** start DATA RECORDS **

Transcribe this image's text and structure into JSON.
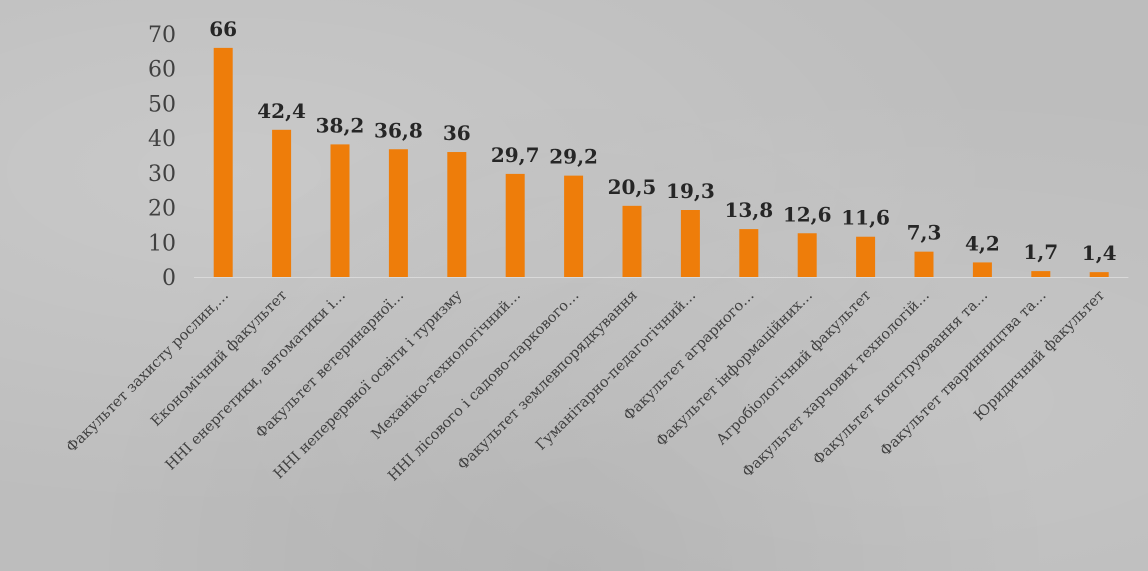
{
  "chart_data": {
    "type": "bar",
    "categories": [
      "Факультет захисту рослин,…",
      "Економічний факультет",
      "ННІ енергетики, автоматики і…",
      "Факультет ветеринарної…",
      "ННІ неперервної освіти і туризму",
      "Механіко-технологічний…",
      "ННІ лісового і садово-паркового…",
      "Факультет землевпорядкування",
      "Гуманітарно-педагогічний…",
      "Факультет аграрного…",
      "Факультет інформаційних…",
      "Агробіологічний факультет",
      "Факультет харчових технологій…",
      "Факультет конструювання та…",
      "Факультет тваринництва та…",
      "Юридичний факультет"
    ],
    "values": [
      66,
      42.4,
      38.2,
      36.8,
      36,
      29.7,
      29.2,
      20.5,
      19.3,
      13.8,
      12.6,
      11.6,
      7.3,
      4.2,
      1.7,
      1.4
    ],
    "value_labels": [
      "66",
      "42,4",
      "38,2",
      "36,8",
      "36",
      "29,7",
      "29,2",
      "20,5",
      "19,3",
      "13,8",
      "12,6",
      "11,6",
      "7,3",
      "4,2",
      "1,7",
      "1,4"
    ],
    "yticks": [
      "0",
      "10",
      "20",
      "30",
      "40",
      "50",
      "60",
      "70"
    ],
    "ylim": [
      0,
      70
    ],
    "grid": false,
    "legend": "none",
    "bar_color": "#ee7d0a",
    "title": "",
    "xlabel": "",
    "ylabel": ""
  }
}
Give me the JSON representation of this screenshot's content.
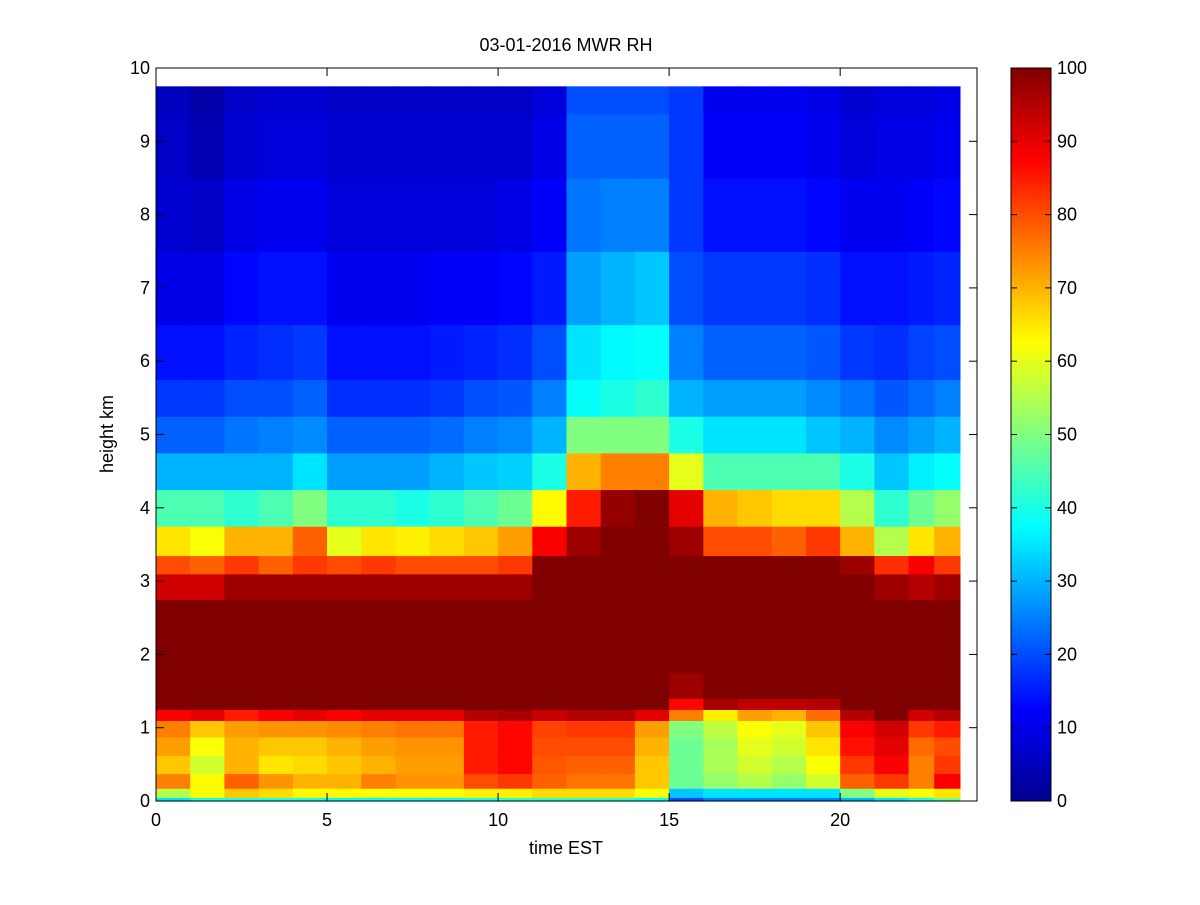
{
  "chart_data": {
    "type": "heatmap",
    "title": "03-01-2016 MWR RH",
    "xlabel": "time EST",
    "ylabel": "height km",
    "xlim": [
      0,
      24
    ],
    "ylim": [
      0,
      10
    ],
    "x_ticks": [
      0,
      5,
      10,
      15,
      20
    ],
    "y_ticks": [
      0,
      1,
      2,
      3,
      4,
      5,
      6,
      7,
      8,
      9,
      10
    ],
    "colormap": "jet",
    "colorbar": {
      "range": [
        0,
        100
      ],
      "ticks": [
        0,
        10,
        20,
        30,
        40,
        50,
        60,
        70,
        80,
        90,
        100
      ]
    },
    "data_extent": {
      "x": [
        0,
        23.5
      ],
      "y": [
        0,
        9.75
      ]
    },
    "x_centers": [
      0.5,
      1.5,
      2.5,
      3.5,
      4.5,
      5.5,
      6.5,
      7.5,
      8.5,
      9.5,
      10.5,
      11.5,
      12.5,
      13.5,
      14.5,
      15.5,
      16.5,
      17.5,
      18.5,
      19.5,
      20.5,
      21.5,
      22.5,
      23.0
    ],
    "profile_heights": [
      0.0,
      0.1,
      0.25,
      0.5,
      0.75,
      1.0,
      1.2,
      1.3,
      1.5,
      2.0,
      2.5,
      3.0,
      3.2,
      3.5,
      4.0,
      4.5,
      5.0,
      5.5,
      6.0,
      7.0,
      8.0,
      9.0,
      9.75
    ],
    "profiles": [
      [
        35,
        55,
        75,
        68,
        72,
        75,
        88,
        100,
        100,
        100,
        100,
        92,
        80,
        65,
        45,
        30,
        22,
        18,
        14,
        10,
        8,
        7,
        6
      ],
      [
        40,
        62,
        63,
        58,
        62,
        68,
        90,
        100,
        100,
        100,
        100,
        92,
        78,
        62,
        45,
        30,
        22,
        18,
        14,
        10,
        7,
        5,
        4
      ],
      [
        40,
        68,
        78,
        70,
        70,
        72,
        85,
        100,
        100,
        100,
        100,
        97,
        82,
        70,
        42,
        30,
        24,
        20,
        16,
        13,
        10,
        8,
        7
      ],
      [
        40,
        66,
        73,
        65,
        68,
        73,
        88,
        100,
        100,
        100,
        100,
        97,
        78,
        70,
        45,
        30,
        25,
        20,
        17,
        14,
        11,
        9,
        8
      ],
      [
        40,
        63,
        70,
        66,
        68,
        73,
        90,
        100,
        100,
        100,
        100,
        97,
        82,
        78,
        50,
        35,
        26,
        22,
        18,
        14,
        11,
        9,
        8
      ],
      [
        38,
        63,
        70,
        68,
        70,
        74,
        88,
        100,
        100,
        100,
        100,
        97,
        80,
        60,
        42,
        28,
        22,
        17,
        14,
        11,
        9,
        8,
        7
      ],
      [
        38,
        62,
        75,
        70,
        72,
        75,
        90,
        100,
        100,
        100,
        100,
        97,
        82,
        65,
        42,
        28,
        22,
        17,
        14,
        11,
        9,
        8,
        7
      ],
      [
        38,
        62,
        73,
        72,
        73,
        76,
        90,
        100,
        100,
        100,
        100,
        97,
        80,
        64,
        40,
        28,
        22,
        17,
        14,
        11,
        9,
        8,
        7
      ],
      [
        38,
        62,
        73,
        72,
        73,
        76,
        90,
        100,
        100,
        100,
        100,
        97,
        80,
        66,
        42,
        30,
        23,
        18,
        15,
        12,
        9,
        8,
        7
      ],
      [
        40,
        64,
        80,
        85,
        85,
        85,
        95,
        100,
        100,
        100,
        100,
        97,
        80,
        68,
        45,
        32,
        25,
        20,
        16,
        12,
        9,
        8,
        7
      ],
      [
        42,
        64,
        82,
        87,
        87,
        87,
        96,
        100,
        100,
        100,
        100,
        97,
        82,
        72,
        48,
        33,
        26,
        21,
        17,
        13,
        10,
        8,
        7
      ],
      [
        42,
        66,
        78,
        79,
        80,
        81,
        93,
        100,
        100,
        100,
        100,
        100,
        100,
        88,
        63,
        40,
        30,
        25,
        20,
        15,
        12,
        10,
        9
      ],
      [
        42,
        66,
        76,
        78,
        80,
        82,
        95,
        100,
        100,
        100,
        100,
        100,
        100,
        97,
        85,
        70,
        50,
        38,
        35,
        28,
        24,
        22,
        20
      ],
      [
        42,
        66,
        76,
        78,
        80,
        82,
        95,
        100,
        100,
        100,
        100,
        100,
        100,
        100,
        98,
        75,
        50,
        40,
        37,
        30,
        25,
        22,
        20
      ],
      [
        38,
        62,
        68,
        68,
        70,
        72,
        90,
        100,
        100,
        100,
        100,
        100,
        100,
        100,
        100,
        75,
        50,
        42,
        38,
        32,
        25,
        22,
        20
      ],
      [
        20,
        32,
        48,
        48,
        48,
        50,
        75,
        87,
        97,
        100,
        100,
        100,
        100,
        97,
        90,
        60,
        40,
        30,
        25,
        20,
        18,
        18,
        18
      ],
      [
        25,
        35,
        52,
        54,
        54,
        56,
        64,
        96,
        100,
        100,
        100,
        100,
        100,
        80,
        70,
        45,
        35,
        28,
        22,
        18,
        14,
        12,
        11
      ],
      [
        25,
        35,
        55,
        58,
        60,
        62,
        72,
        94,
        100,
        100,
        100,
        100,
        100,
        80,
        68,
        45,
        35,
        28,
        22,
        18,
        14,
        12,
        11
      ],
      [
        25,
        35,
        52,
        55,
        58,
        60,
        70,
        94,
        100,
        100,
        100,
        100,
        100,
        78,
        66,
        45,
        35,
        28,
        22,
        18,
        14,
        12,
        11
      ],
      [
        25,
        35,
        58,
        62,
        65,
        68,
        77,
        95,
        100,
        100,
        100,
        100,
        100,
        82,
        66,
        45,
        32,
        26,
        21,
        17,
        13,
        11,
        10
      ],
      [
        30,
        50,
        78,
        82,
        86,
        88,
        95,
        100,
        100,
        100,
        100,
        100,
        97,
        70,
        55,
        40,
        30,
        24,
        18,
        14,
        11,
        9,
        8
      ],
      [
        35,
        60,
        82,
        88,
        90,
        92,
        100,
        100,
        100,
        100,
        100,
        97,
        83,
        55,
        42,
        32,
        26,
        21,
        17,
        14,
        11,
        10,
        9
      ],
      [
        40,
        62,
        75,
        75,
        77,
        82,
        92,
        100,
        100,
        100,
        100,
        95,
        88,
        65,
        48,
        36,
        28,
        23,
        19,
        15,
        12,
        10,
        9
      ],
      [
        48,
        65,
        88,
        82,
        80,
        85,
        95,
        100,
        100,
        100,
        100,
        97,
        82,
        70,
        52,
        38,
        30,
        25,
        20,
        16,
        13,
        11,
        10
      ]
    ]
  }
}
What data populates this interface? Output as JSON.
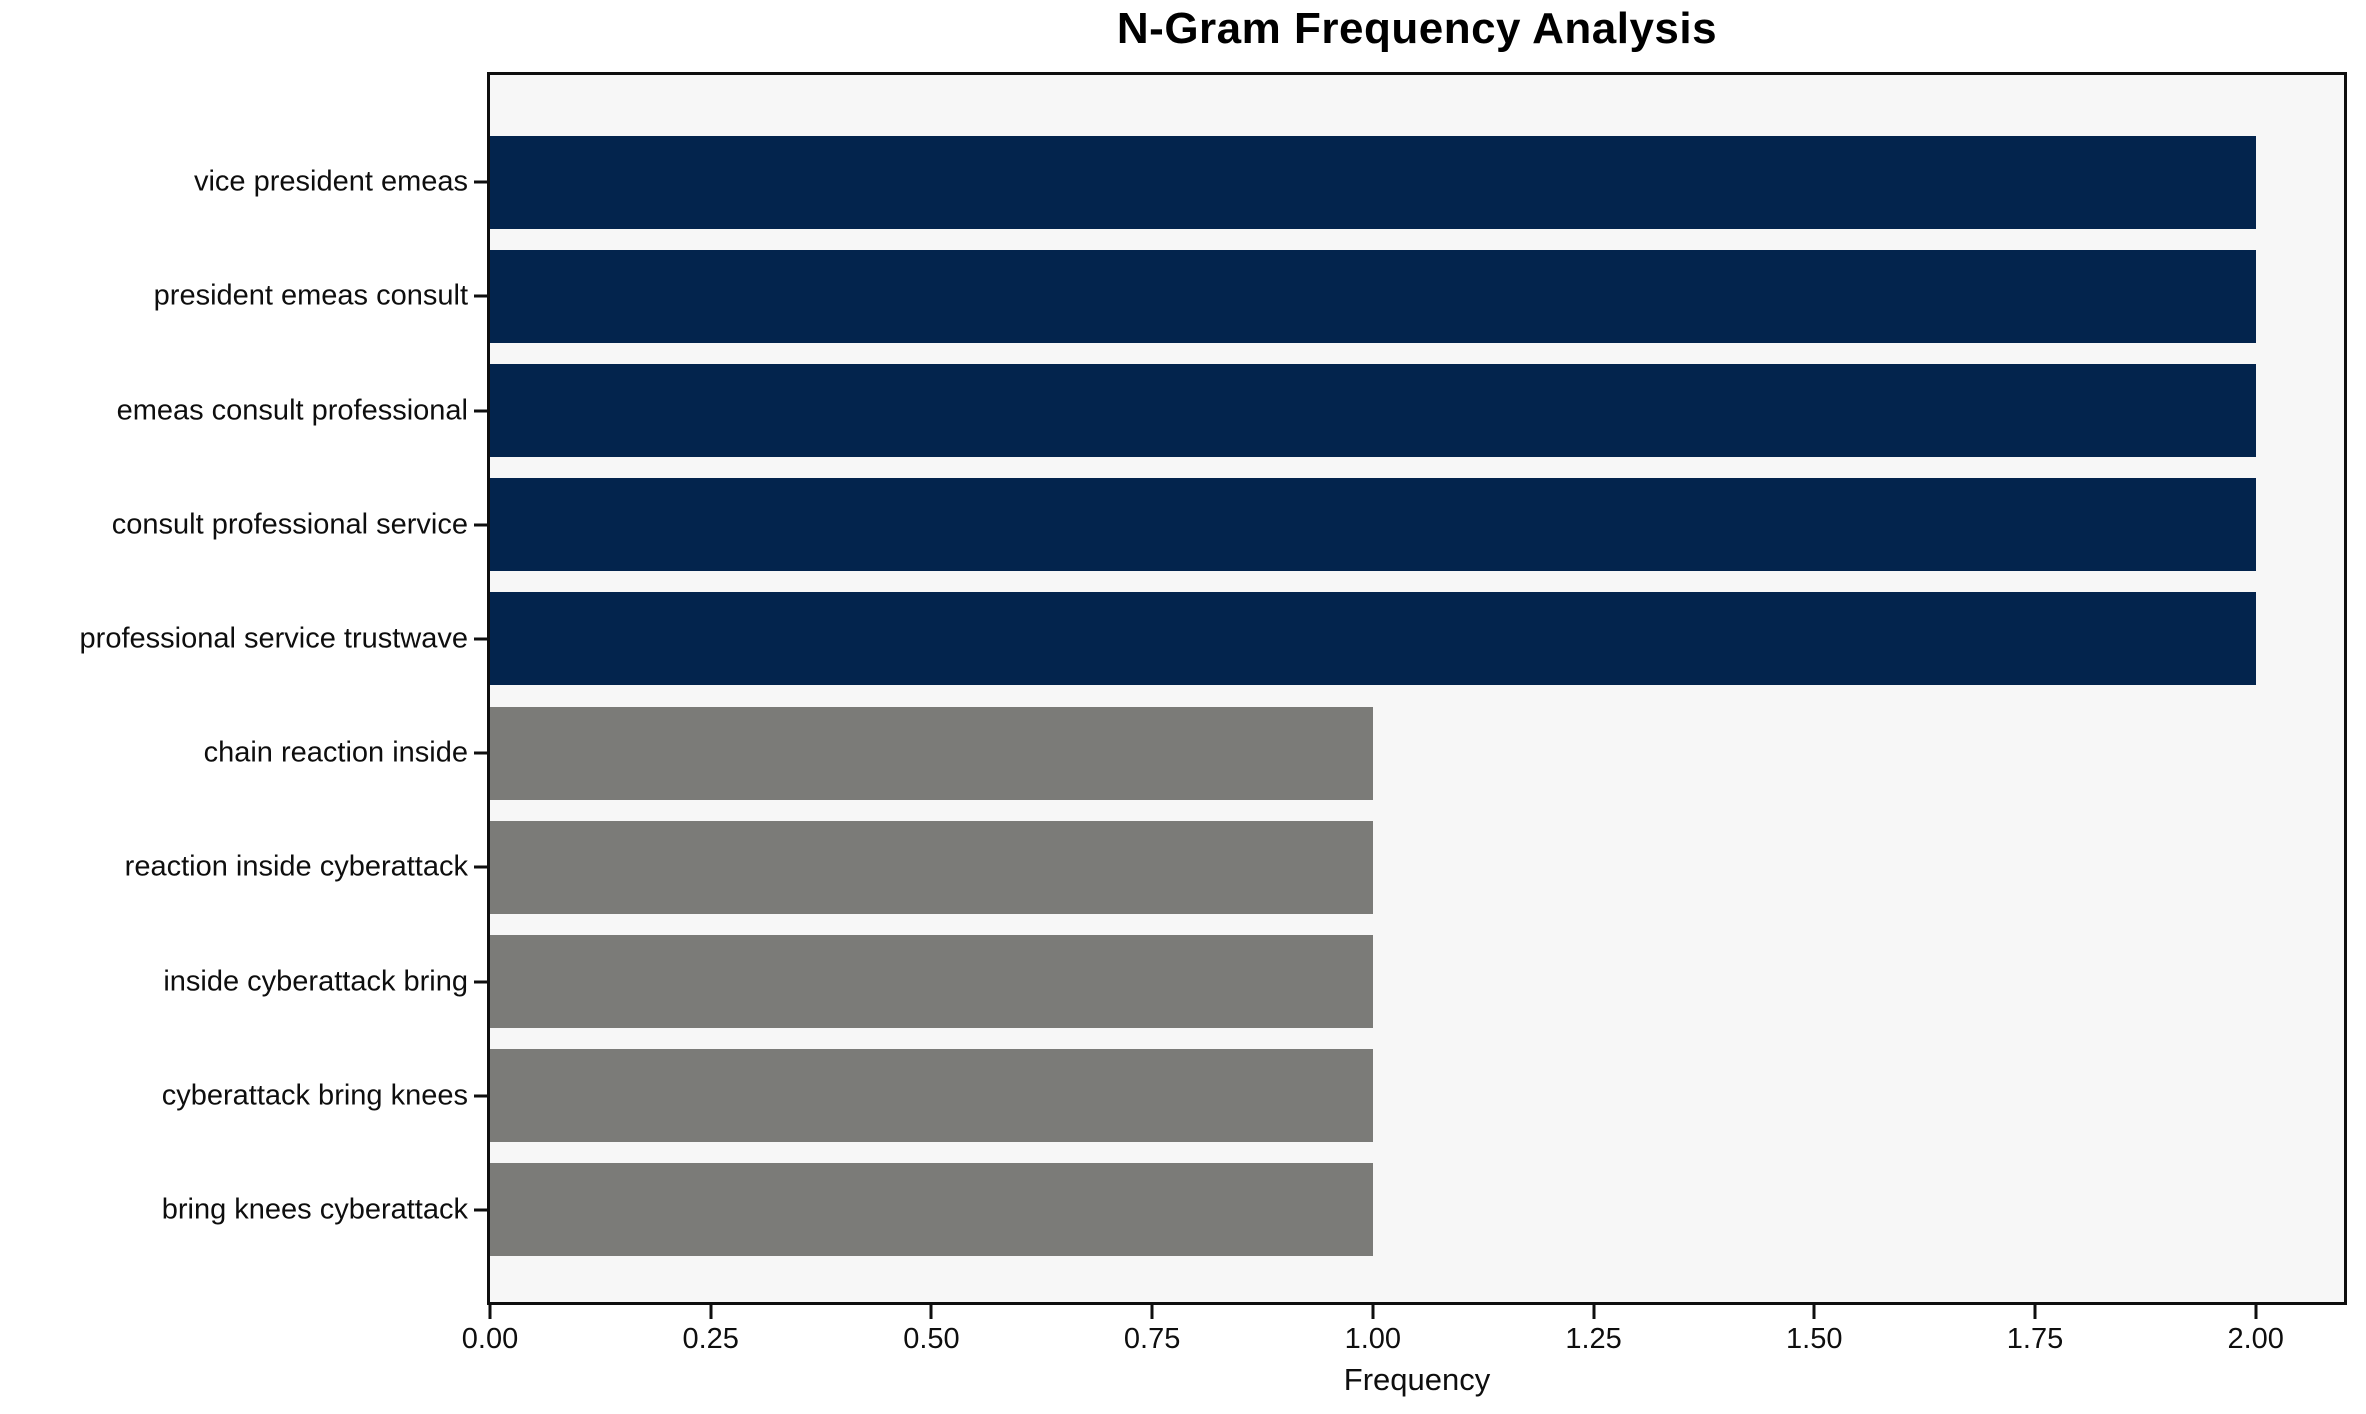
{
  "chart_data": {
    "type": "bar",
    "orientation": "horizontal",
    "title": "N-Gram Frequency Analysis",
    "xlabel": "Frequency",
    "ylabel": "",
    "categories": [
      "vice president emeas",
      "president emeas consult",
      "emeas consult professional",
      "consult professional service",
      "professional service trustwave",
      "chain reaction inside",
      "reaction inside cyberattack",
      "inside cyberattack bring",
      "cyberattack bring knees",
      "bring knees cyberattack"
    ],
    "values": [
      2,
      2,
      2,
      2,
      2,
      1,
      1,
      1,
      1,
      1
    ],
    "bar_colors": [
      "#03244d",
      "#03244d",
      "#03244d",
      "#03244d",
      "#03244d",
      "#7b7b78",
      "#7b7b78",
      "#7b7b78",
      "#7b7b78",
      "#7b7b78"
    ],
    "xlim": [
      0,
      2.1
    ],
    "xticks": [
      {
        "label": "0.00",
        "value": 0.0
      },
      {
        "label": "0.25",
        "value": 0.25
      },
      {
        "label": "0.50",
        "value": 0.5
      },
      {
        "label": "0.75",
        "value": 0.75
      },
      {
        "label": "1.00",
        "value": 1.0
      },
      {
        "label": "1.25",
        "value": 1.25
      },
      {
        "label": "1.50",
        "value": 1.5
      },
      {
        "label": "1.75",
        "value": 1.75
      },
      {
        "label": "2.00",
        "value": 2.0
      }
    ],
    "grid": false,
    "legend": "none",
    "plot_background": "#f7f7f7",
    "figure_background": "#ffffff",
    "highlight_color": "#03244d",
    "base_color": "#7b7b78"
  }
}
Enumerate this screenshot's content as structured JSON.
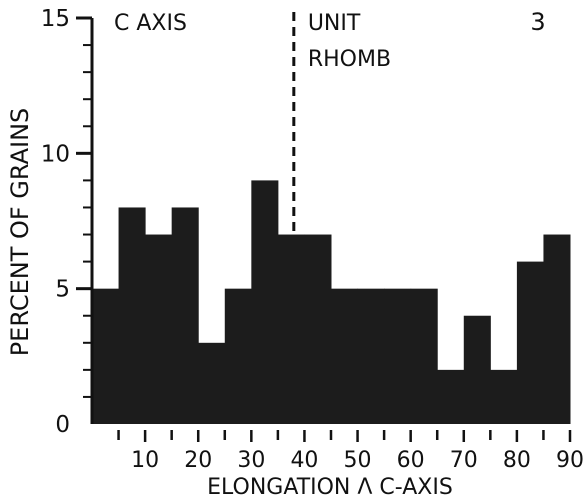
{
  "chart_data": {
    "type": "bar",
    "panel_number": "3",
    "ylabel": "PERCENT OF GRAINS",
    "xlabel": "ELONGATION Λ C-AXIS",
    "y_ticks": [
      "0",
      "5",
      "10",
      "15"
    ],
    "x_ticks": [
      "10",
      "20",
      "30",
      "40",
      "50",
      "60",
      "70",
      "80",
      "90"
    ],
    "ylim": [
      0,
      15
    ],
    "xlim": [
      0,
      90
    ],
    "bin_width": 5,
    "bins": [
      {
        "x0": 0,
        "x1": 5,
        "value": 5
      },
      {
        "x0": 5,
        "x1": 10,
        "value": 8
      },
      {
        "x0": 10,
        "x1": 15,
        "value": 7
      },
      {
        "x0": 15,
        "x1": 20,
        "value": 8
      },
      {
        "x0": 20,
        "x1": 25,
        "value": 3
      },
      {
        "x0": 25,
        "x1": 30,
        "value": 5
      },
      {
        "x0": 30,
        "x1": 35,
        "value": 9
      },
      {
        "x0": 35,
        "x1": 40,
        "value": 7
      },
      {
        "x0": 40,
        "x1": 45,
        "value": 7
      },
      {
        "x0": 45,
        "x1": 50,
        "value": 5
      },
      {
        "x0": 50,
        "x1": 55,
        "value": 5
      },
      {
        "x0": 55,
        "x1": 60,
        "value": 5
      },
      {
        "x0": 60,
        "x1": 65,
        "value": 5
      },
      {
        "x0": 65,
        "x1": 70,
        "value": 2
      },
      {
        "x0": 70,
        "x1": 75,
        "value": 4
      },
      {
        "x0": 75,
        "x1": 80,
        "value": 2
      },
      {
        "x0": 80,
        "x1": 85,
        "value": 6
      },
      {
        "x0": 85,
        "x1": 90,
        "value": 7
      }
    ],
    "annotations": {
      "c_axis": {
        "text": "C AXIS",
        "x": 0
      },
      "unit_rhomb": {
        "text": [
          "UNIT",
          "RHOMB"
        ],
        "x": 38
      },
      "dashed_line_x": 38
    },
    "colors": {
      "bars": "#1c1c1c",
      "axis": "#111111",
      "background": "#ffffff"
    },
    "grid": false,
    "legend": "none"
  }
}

** end DATA RECORDS **

TASK TO CARRY OUT: Copy each line of the data that contains the word "JSON".

EXERCISE RESULT:
Transcribe this image's text and structure into JSON.
Give me the JSON representation of this screenshot's content.
What data populates this interface? Output as JSON.
Enumerate this screenshot's content as structured JSON.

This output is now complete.